• **CHALLENGE**
Copy out the records precisely, omitting pictures.

———

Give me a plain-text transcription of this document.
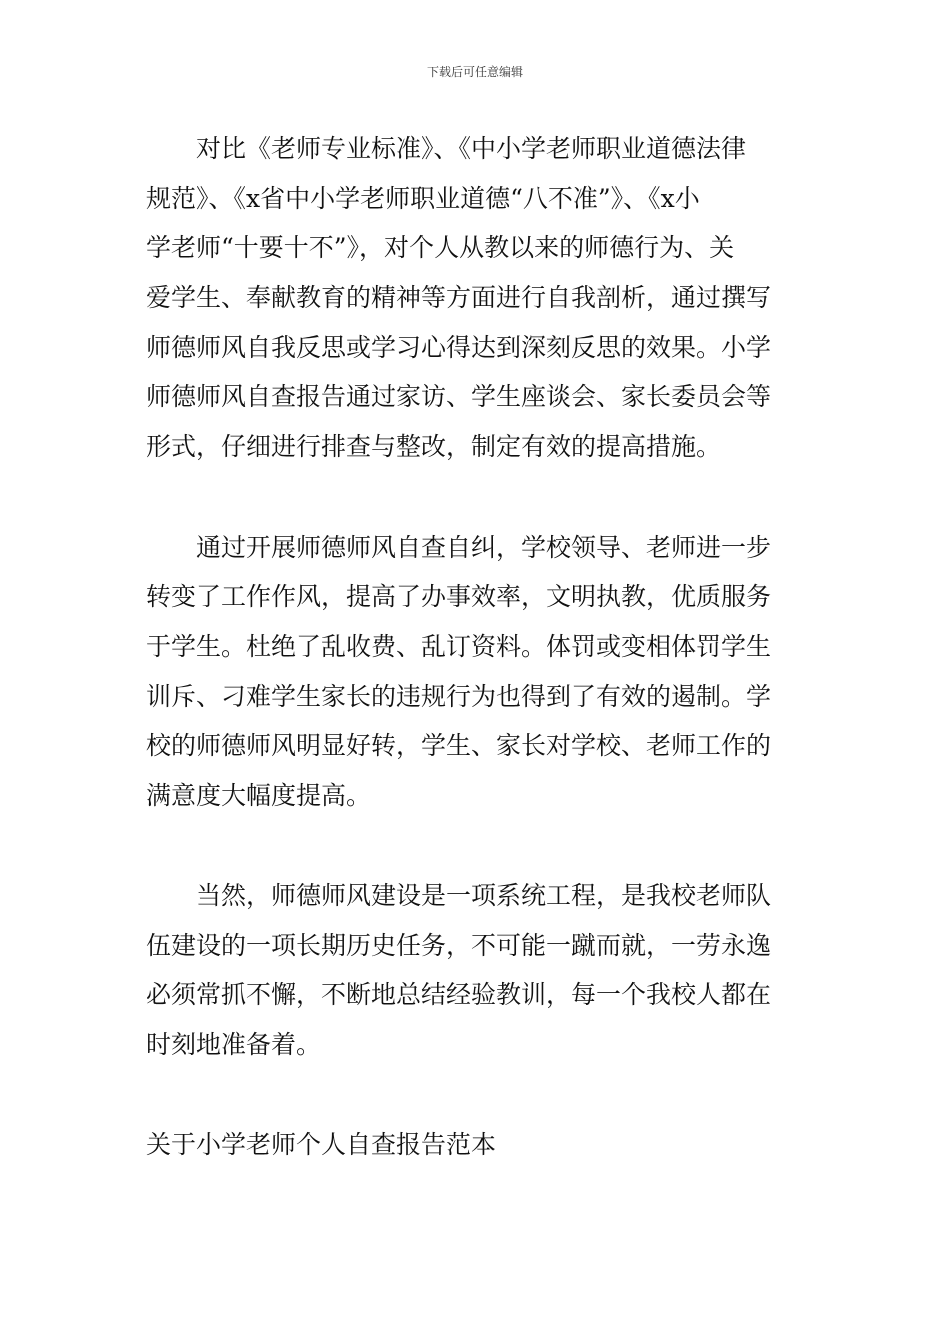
下载后可任意编辑
　　对比《老师专业标准》、《中小学老师职业道德法律
规范》、《x省中小学老师职业道德“八不准”》、《x小
学老师“十要十不”》，对个人从教以来的师德行为、关
爱学生、奉献教育的精神等方面进行自我剖析，通过撰写
师德师风自我反思或学习心得达到深刻反思的效果。小学
师德师风自查报告通过家访、学生座谈会、家长委员会等
形式，仔细进行排查与整改，制定有效的提高措施。
　　通过开展师德师风自查自纠，学校领导、老师进一步
转变了工作作风，提高了办事效率，文明执教，优质服务
于学生。杜绝了乱收费、乱订资料。体罚或变相体罚学生
训斥、刁难学生家长的违规行为也得到了有效的遏制。学
校的师德师风明显好转，学生、家长对学校、老师工作的
满意度大幅度提高。
　　当然，师德师风建设是一项系统工程，是我校老师队
伍建设的一项长期历史任务，不可能一蹴而就，一劳永逸
必须常抓不懈，不断地总结经验教训，每一个我校人都在
时刻地准备着。
关于小学老师个人自查报告范本
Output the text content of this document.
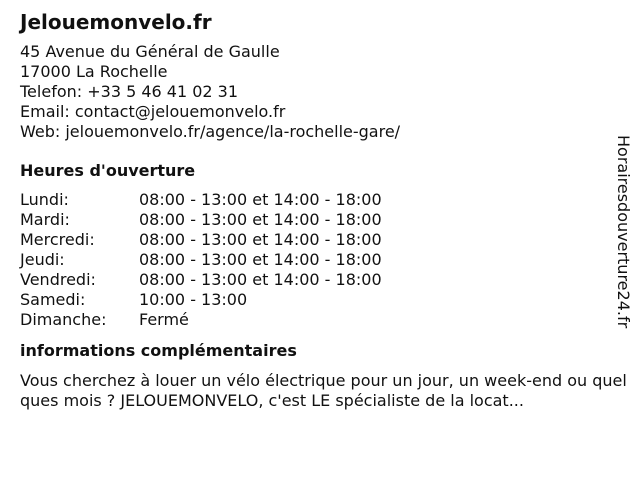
Jelouemonvelo.fr
45 Avenue du Général de Gaulle
17000 La Rochelle
Telefon: +33 5 46 41 02 31
Email: contact@jelouemonvelo.fr
Web: jelouemonvelo.fr/agence/la-rochelle-gare/
Heures d'ouverture
Lundi:	08:00 - 13:00 et 14:00 - 18:00
Mardi:	08:00 - 13:00 et 14:00 - 18:00
Mercredi:	08:00 - 13:00 et 14:00 - 18:00
Jeudi:	08:00 - 13:00 et 14:00 - 18:00
Vendredi:	08:00 - 13:00 et 14:00 - 18:00
Samedi:	10:00 - 13:00
Dimanche:	Fermé
informations complémentaires
Vous cherchez à louer un vélo électrique pour un jour, un week-end ou quelques mois ? JELOUEMONVELO, c'est LE spécialiste de la locat...
Horairesdouverture24.fr
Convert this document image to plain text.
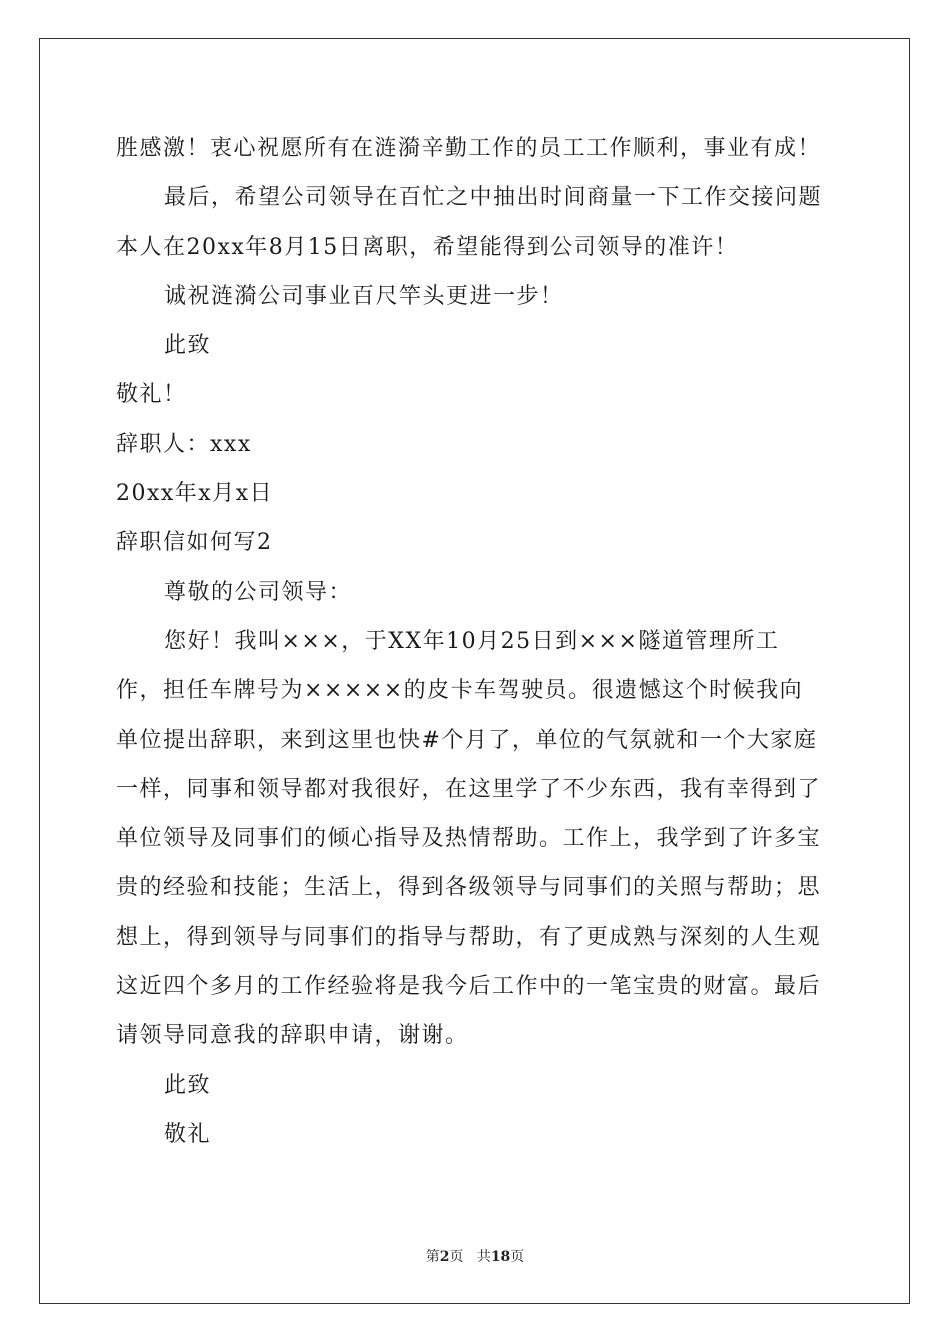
胜感激！衷心祝愿所有在涟漪辛勤工作的员工工作顺利，事业有成！
最后，希望公司领导在百忙之中抽出时间商量一下工作交接问题
本人在20xx年8月15日离职，希望能得到公司领导的准许！
诚祝涟漪公司事业百尺竿头更进一步！
此致
敬礼！
辞职人：xxx
20xx年x月x日
辞职信如何写2
尊敬的公司领导：
您好！我叫×××，于XX年10月25日到×××隧道管理所工
作，担任车牌号为×××××的皮卡车驾驶员。很遗憾这个时候我向
单位提出辞职，来到这里也快#个月了，单位的气氛就和一个大家庭
一样，同事和领导都对我很好，在这里学了不少东西，我有幸得到了
单位领导及同事们的倾心指导及热情帮助。工作上，我学到了许多宝
贵的经验和技能；生活上，得到各级领导与同事们的关照与帮助；思
想上，得到领导与同事们的指导与帮助，有了更成熟与深刻的人生观
这近四个多月的工作经验将是我今后工作中的一笔宝贵的财富。最后
请领导同意我的辞职申请，谢谢。
此致
敬礼
第2页 共18页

———

• **ANSWER FOR THE TASK**
Give me a plain-text transcription of this document.
下载后可任意编辑
　　对比《老师专业标准》、《中小学老师职业道德法律
规范》、《x省中小学老师职业道德“八不准”》、《x小
学老师“十要十不”》，对个人从教以来的师德行为、关
爱学生、奉献教育的精神等方面进行自我剖析，通过撰写
师德师风自我反思或学习心得达到深刻反思的效果。小学
师德师风自查报告通过家访、学生座谈会、家长委员会等
形式，仔细进行排查与整改，制定有效的提高措施。
　　通过开展师德师风自查自纠，学校领导、老师进一步
转变了工作作风，提高了办事效率，文明执教，优质服务
于学生。杜绝了乱收费、乱订资料。体罚或变相体罚学生
训斥、刁难学生家长的违规行为也得到了有效的遏制。学
校的师德师风明显好转，学生、家长对学校、老师工作的
满意度大幅度提高。
　　当然，师德师风建设是一项系统工程，是我校老师队
伍建设的一项长期历史任务，不可能一蹴而就，一劳永逸
必须常抓不懈，不断地总结经验教训，每一个我校人都在
时刻地准备着。
关于小学老师个人自查报告范本
Output the text content of this document.
Jelouemonvelo.fr
45 Avenue du Général de Gaulle
17000 La Rochelle
Telefon: +33 5 46 41 02 31
Email: contact@jelouemonvelo.fr
Web: jelouemonvelo.fr/agence/la-rochelle-gare/
Heures d'ouverture
Lundi:	08:00 - 13:00 et 14:00 - 18:00
Mardi:	08:00 - 13:00 et 14:00 - 18:00
Mercredi:	08:00 - 13:00 et 14:00 - 18:00
Jeudi:	08:00 - 13:00 et 14:00 - 18:00
Vendredi:	08:00 - 13:00 et 14:00 - 18:00
Samedi:	10:00 - 13:00
Dimanche:	Fermé
informations complémentaires
Vous cherchez à louer un vélo électrique pour un jour, un week-end ou quelques mois ? JELOUEMONVELO, c'est LE spécialiste de la locat...
Horairesdouverture24.fr
Convert this document image to plain text.
胜感激！衷心祝愿所有在涟漪辛勤工作的员工工作顺利，事业有成！
最后，希望公司领导在百忙之中抽出时间商量一下工作交接问题
本人在20xx年8月15日离职，希望能得到公司领导的准许！
诚祝涟漪公司事业百尺竿头更进一步！
此致
敬礼！
辞职人：xxx
20xx年x月x日
辞职信如何写2
尊敬的公司领导：
您好！我叫×××，于XX年10月25日到×××隧道管理所工
作，担任车牌号为×××××的皮卡车驾驶员。很遗憾这个时候我向
单位提出辞职，来到这里也快#个月了，单位的气氛就和一个大家庭
一样，同事和领导都对我很好，在这里学了不少东西，我有幸得到了
单位领导及同事们的倾心指导及热情帮助。工作上，我学到了许多宝
贵的经验和技能；生活上，得到各级领导与同事们的关照与帮助；思
想上，得到领导与同事们的指导与帮助，有了更成熟与深刻的人生观
这近四个多月的工作经验将是我今后工作中的一笔宝贵的财富。最后
请领导同意我的辞职申请，谢谢。
此致
敬礼
第2页 共18页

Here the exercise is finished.